● **STATED TASK**
Restate the records that follow word for word; no pictures should appear.

......

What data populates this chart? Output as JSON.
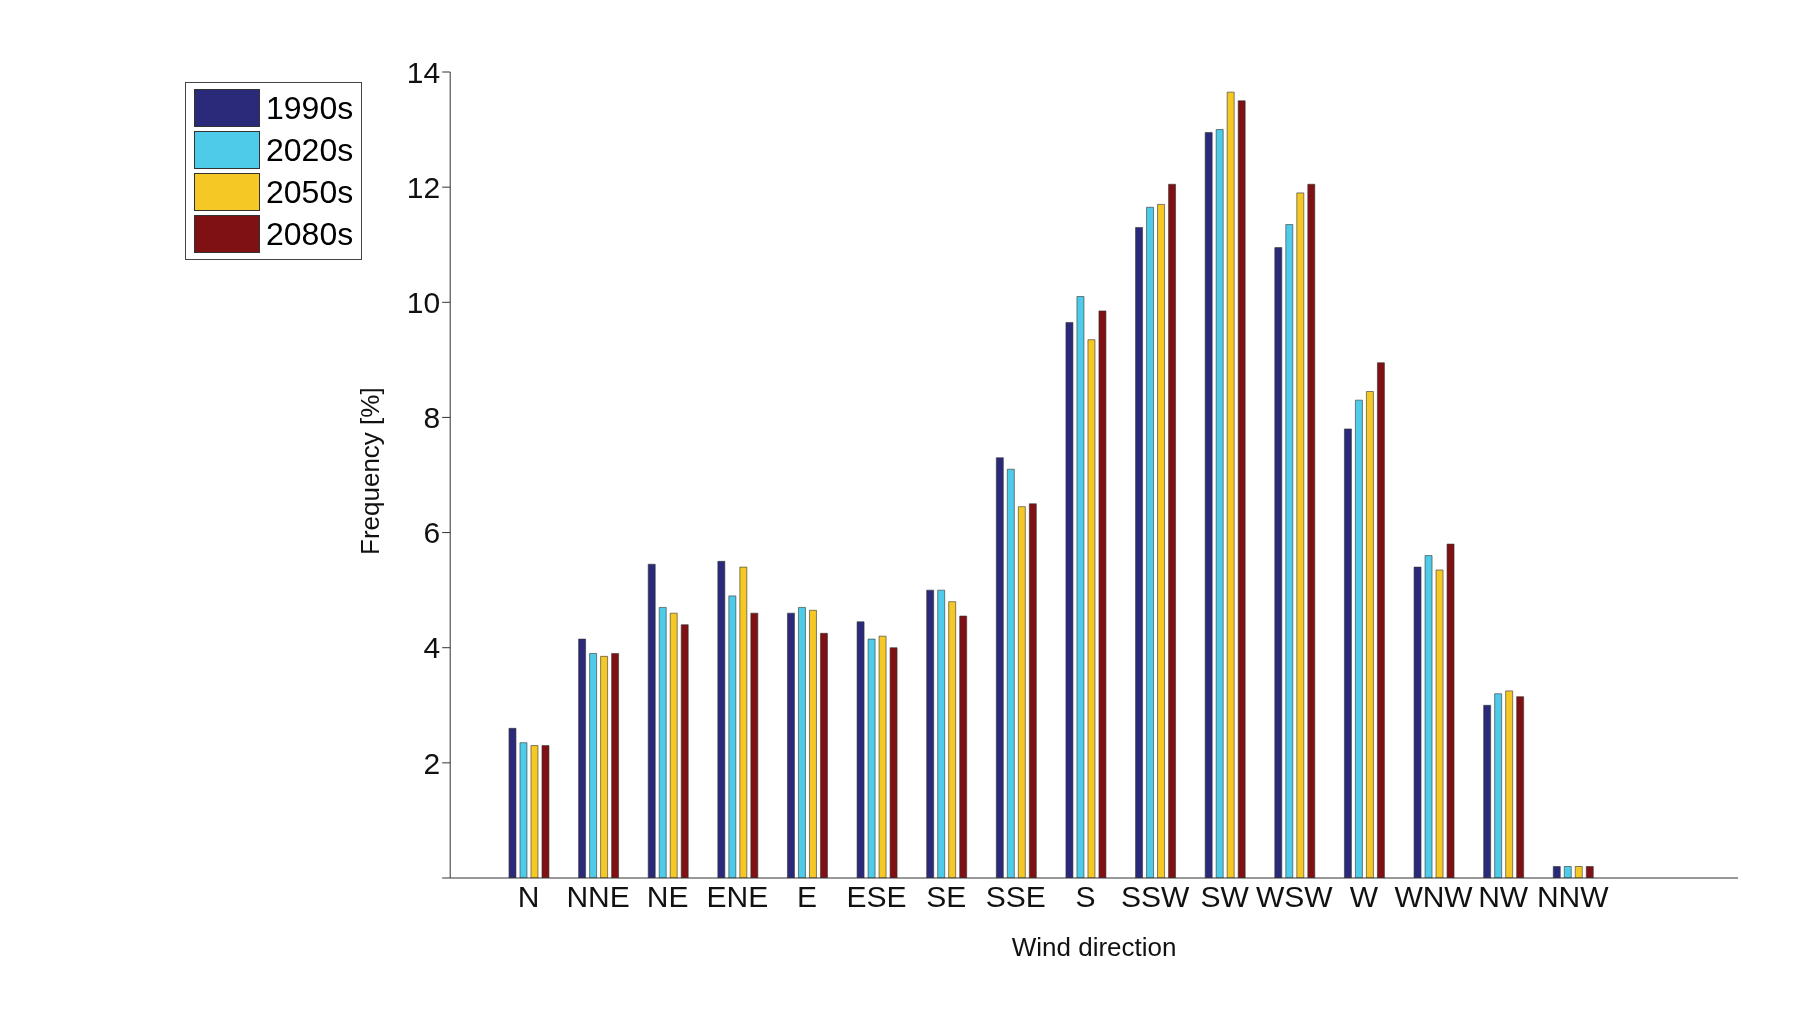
{
  "chart_data": {
    "type": "bar",
    "xlabel": "Wind direction",
    "ylabel": "Frequency [%]",
    "categories": [
      "N",
      "NNE",
      "NE",
      "ENE",
      "E",
      "ESE",
      "SE",
      "SSE",
      "S",
      "SSW",
      "SW",
      "WSW",
      "W",
      "WNW",
      "NW",
      "NNW"
    ],
    "series": [
      {
        "name": "1990s",
        "color": "#2b2a7a",
        "values": [
          2.6,
          4.15,
          5.45,
          5.5,
          4.6,
          4.45,
          5.0,
          7.3,
          9.65,
          11.3,
          12.95,
          10.95,
          7.8,
          5.4,
          3.0,
          0.2
        ]
      },
      {
        "name": "2020s",
        "color": "#4ecbe8",
        "values": [
          2.35,
          3.9,
          4.7,
          4.9,
          4.7,
          4.15,
          5.0,
          7.1,
          10.1,
          11.65,
          13.0,
          11.35,
          8.3,
          5.6,
          3.2,
          0.2
        ]
      },
      {
        "name": "2050s",
        "color": "#f5c826",
        "values": [
          2.3,
          3.85,
          4.6,
          5.4,
          4.65,
          4.2,
          4.8,
          6.45,
          9.35,
          11.7,
          13.65,
          11.9,
          8.45,
          5.35,
          3.25,
          0.2
        ]
      },
      {
        "name": "2080s",
        "color": "#7f1115",
        "values": [
          2.3,
          3.9,
          4.4,
          4.6,
          4.25,
          4.0,
          4.55,
          6.5,
          9.85,
          12.05,
          13.5,
          12.05,
          8.95,
          5.8,
          3.15,
          0.2
        ]
      }
    ],
    "ylim": [
      0,
      14
    ],
    "yticks": [
      {
        "value": 0,
        "label": null
      },
      2,
      4,
      6,
      8,
      10,
      12,
      14
    ],
    "legend": "top left"
  }
}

......

● **ANSWER TO THIS TASK**
What data populates this chart? Output as JSON.
{
  "chart_data": {
    "type": "bar",
    "xlabel": "Wind direction",
    "ylabel": "Frequency [%]",
    "categories": [
      "N",
      "NNE",
      "NE",
      "ENE",
      "E",
      "ESE",
      "SE",
      "SSE",
      "S",
      "SSW",
      "SW",
      "WSW",
      "W",
      "WNW",
      "NW",
      "NNW"
    ],
    "series": [
      {
        "name": "1990s",
        "color": "#2b2a7a",
        "values": [
          2.6,
          4.15,
          5.45,
          5.5,
          4.6,
          4.45,
          5.0,
          7.3,
          9.65,
          11.3,
          12.95,
          10.95,
          7.8,
          5.4,
          3.0,
          0.2
        ]
      },
      {
        "name": "2020s",
        "color": "#4ecbe8",
        "values": [
          2.35,
          3.9,
          4.7,
          4.9,
          4.7,
          4.15,
          5.0,
          7.1,
          10.1,
          11.65,
          13.0,
          11.35,
          8.3,
          5.6,
          3.2,
          0.2
        ]
      },
      {
        "name": "2050s",
        "color": "#f5c826",
        "values": [
          2.3,
          3.85,
          4.6,
          5.4,
          4.65,
          4.2,
          4.8,
          6.45,
          9.35,
          11.7,
          13.65,
          11.9,
          8.45,
          5.35,
          3.25,
          0.2
        ]
      },
      {
        "name": "2080s",
        "color": "#7f1115",
        "values": [
          2.3,
          3.9,
          4.4,
          4.6,
          4.25,
          4.0,
          4.55,
          6.5,
          9.85,
          12.05,
          13.5,
          12.05,
          8.95,
          5.8,
          3.15,
          0.2
        ]
      }
    ],
    "ylim": [
      0,
      14
    ],
    "yticks": [
      {
        "value": 0,
        "label": null
      },
      2,
      4,
      6,
      8,
      10,
      12,
      14
    ],
    "legend": "top left"
  }
}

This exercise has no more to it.